■ What is expected ■
Check every line below for the string "this", and copy the lines that contain it.

===== Exercise material

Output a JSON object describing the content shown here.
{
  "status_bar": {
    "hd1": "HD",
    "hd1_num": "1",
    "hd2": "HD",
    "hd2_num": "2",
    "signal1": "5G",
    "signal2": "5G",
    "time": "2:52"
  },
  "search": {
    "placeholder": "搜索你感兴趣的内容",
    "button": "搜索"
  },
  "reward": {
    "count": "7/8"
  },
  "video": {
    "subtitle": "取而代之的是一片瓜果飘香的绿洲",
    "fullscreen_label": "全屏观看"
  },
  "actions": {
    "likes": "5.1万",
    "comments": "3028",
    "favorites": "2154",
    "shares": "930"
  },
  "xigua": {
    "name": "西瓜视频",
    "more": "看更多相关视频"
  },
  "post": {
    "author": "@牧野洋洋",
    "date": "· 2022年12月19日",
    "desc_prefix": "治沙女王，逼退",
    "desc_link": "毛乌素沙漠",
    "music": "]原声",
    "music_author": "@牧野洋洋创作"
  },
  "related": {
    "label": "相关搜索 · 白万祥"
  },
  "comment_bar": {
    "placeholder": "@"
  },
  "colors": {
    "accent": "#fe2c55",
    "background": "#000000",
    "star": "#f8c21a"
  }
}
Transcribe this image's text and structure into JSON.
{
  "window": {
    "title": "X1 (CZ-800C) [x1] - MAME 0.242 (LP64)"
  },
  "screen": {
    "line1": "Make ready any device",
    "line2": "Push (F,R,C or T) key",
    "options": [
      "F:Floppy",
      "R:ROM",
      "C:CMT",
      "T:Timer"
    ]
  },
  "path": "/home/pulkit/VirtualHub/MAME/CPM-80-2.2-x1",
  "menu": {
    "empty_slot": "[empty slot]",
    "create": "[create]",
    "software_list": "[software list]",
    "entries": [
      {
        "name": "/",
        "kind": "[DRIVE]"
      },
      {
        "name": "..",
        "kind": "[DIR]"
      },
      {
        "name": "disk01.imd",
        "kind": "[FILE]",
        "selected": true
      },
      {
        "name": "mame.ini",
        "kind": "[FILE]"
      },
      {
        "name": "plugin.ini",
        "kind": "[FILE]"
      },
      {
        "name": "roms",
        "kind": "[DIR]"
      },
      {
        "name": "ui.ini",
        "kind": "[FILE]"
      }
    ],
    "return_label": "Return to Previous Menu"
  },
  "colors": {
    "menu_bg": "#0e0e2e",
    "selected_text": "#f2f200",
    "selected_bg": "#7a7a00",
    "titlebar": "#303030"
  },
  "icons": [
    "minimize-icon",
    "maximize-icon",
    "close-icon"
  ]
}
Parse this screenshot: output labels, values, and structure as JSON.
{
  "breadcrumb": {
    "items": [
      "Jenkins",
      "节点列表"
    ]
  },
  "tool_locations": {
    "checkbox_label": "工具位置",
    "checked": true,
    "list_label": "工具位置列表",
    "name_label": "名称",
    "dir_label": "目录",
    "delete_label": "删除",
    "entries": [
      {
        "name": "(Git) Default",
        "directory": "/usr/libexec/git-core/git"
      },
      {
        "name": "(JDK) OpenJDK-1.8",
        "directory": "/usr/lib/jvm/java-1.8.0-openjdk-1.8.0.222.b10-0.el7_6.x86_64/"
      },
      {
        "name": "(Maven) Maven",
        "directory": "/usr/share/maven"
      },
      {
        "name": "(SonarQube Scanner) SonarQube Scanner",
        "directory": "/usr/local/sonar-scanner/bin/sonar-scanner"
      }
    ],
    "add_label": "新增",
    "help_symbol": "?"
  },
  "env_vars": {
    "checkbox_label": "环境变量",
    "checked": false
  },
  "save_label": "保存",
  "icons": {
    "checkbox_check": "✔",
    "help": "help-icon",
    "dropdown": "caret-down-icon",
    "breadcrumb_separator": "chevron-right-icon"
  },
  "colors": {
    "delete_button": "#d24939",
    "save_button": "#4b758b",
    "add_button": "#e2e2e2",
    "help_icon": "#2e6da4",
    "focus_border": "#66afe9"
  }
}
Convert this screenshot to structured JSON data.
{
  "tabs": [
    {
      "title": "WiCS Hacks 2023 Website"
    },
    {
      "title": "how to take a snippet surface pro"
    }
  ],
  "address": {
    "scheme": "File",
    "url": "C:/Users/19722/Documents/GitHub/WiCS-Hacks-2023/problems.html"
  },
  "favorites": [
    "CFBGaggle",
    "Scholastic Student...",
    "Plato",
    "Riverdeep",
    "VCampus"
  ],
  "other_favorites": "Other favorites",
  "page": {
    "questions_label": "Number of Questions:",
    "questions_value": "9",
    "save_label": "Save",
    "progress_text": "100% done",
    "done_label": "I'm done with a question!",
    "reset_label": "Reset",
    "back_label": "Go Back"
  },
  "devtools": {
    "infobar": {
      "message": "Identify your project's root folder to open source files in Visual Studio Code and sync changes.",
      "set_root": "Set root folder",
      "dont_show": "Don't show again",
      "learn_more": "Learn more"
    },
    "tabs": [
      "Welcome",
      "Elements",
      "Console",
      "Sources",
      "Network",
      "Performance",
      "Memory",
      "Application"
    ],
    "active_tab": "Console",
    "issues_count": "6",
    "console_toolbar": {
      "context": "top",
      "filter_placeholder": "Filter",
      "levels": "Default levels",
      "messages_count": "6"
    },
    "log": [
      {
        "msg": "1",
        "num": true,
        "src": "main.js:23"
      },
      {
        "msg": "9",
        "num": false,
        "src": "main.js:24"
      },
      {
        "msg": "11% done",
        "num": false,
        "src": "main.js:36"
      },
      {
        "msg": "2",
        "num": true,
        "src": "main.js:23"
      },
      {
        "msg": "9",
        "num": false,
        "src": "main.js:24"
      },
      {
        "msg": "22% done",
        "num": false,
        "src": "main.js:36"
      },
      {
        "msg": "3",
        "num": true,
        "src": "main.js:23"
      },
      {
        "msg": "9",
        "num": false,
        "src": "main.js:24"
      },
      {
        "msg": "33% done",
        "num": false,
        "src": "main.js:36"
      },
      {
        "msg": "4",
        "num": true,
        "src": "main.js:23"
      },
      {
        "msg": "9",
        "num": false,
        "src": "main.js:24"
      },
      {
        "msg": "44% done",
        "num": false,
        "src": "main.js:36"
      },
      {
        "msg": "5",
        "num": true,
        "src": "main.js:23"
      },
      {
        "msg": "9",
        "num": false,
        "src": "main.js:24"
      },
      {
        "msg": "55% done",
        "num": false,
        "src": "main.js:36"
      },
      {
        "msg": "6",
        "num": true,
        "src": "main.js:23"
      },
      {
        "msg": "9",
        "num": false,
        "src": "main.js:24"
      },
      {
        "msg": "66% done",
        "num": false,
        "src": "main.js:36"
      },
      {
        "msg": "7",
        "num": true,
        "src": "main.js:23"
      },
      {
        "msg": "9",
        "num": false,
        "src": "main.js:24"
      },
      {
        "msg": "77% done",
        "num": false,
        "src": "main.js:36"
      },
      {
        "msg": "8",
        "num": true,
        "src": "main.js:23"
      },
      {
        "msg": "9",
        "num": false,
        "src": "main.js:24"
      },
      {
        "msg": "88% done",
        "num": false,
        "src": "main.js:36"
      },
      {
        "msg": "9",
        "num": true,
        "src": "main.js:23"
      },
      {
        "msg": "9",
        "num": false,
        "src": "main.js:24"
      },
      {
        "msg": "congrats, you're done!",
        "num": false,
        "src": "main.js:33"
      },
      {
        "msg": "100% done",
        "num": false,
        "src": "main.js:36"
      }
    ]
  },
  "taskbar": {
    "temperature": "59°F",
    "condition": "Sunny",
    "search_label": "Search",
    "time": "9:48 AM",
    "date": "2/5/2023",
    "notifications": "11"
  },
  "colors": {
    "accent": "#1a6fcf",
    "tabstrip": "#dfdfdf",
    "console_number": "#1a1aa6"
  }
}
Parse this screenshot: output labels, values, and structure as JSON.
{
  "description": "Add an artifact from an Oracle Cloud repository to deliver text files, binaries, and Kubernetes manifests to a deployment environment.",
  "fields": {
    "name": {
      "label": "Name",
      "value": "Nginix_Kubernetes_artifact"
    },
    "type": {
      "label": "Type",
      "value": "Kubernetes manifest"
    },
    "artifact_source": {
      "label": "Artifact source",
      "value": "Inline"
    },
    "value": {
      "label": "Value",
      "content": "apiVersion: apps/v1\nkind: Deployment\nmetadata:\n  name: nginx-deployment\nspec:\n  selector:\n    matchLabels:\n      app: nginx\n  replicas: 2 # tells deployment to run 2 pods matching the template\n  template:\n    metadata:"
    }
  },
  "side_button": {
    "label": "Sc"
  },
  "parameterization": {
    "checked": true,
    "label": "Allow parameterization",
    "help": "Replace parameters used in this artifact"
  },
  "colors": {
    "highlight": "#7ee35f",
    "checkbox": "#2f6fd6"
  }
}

==========

■ Answer to the task ■
Transcribe this image's text and structure into JSON.
Parse this screenshot: output labels, values, and structure as JSON.
Convert this screenshot to structured JSON data.
Parse this screenshot: output labels, values, and structure as JSON.
    "help": "Replace parameters used in this artifact"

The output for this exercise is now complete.